▶ _Exercise directions_
Repeat the data word for word. Do not include the pictures.

▶ _Data provided_
# # #

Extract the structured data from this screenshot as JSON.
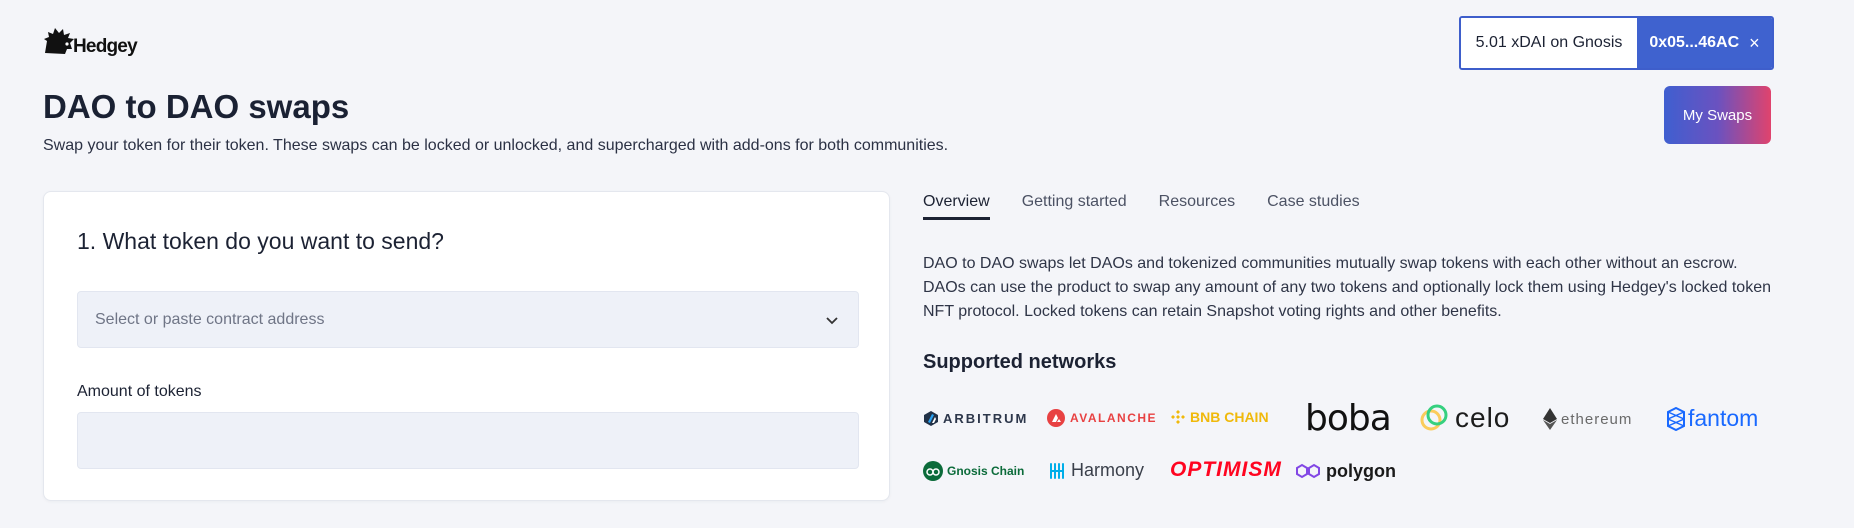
{
  "brand": {
    "name": "Hedgey"
  },
  "wallet": {
    "balance": "5.01 xDAI on Gnosis",
    "address": "0x05...46AC",
    "disconnect_glyph": "×"
  },
  "header": {
    "title": "DAO to DAO swaps",
    "subtitle": "Swap your token for their token. These swaps can be locked or unlocked, and supercharged with add-ons for both communities.",
    "my_swaps_label": "My Swaps"
  },
  "form": {
    "question": "1. What token do you want to send?",
    "token_select_placeholder": "Select or paste contract address",
    "amount_label": "Amount of tokens",
    "amount_value": ""
  },
  "tabs": [
    {
      "label": "Overview",
      "active": true
    },
    {
      "label": "Getting started",
      "active": false
    },
    {
      "label": "Resources",
      "active": false
    },
    {
      "label": "Case studies",
      "active": false
    }
  ],
  "overview": {
    "description": "DAO to DAO swaps let DAOs and tokenized communities mutually swap tokens with each other without an escrow. DAOs can use the product to swap any amount of any two tokens and optionally lock them using Hedgey's locked token NFT protocol. Locked tokens can retain Snapshot voting rights and other benefits.",
    "networks_title": "Supported networks"
  },
  "networks": [
    {
      "name": "ARBITRUM",
      "icon": "arbitrum-icon",
      "color": "#2d374b"
    },
    {
      "name": "AVALANCHE",
      "icon": "avalanche-icon",
      "color": "#e84142"
    },
    {
      "name": "BNB CHAIN",
      "icon": "bnb-icon",
      "color": "#f0b90b"
    },
    {
      "name": "boba",
      "icon": "boba-icon",
      "color": "#111111"
    },
    {
      "name": "celo",
      "icon": "celo-icon",
      "color": "#fbcc5c"
    },
    {
      "name": "ethereum",
      "icon": "ethereum-icon",
      "color": "#6a6a6a"
    },
    {
      "name": "fantom",
      "icon": "fantom-icon",
      "color": "#1969ff"
    },
    {
      "name": "Gnosis Chain",
      "icon": "gnosis-icon",
      "color": "#0b6b3a"
    },
    {
      "name": "Harmony",
      "icon": "harmony-icon",
      "color": "#00aee9"
    },
    {
      "name": "OPTIMISM",
      "icon": "optimism-icon",
      "color": "#ff0420"
    },
    {
      "name": "polygon",
      "icon": "polygon-icon",
      "color": "#8247e5"
    }
  ],
  "colors": {
    "accent": "#3f62cf",
    "background": "#f4f5f9",
    "gradient_end": "#e0436d"
  }
}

# # #

▶ _Task output_
Extract the structured data from this screenshot as JSON.
{
  "brand": {
    "name": "Hedgey"
  },
  "wallet": {
    "balance": "5.01 xDAI on Gnosis",
    "address": "0x05...46AC",
    "disconnect_glyph": "×"
  },
  "header": {
    "title": "DAO to DAO swaps",
    "subtitle": "Swap your token for their token. These swaps can be locked or unlocked, and supercharged with add-ons for both communities.",
    "my_swaps_label": "My Swaps"
  },
  "form": {
    "question": "1. What token do you want to send?",
    "token_select_placeholder": "Select or paste contract address",
    "amount_label": "Amount of tokens",
    "amount_value": ""
  },
  "tabs": [
    {
      "label": "Overview",
      "active": true
    },
    {
      "label": "Getting started",
      "active": false
    },
    {
      "label": "Resources",
      "active": false
    },
    {
      "label": "Case studies",
      "active": false
    }
  ],
  "overview": {
    "description": "DAO to DAO swaps let DAOs and tokenized communities mutually swap tokens with each other without an escrow. DAOs can use the product to swap any amount of any two tokens and optionally lock them using Hedgey's locked token NFT protocol. Locked tokens can retain Snapshot voting rights and other benefits.",
    "networks_title": "Supported networks"
  },
  "networks": [
    {
      "name": "ARBITRUM",
      "icon": "arbitrum-icon",
      "color": "#2d374b"
    },
    {
      "name": "AVALANCHE",
      "icon": "avalanche-icon",
      "color": "#e84142"
    },
    {
      "name": "BNB CHAIN",
      "icon": "bnb-icon",
      "color": "#f0b90b"
    },
    {
      "name": "boba",
      "icon": "boba-icon",
      "color": "#111111"
    },
    {
      "name": "celo",
      "icon": "celo-icon",
      "color": "#fbcc5c"
    },
    {
      "name": "ethereum",
      "icon": "ethereum-icon",
      "color": "#6a6a6a"
    },
    {
      "name": "fantom",
      "icon": "fantom-icon",
      "color": "#1969ff"
    },
    {
      "name": "Gnosis Chain",
      "icon": "gnosis-icon",
      "color": "#0b6b3a"
    },
    {
      "name": "Harmony",
      "icon": "harmony-icon",
      "color": "#00aee9"
    },
    {
      "name": "OPTIMISM",
      "icon": "optimism-icon",
      "color": "#ff0420"
    },
    {
      "name": "polygon",
      "icon": "polygon-icon",
      "color": "#8247e5"
    }
  ],
  "colors": {
    "accent": "#3f62cf",
    "background": "#f4f5f9",
    "gradient_end": "#e0436d"
  }
}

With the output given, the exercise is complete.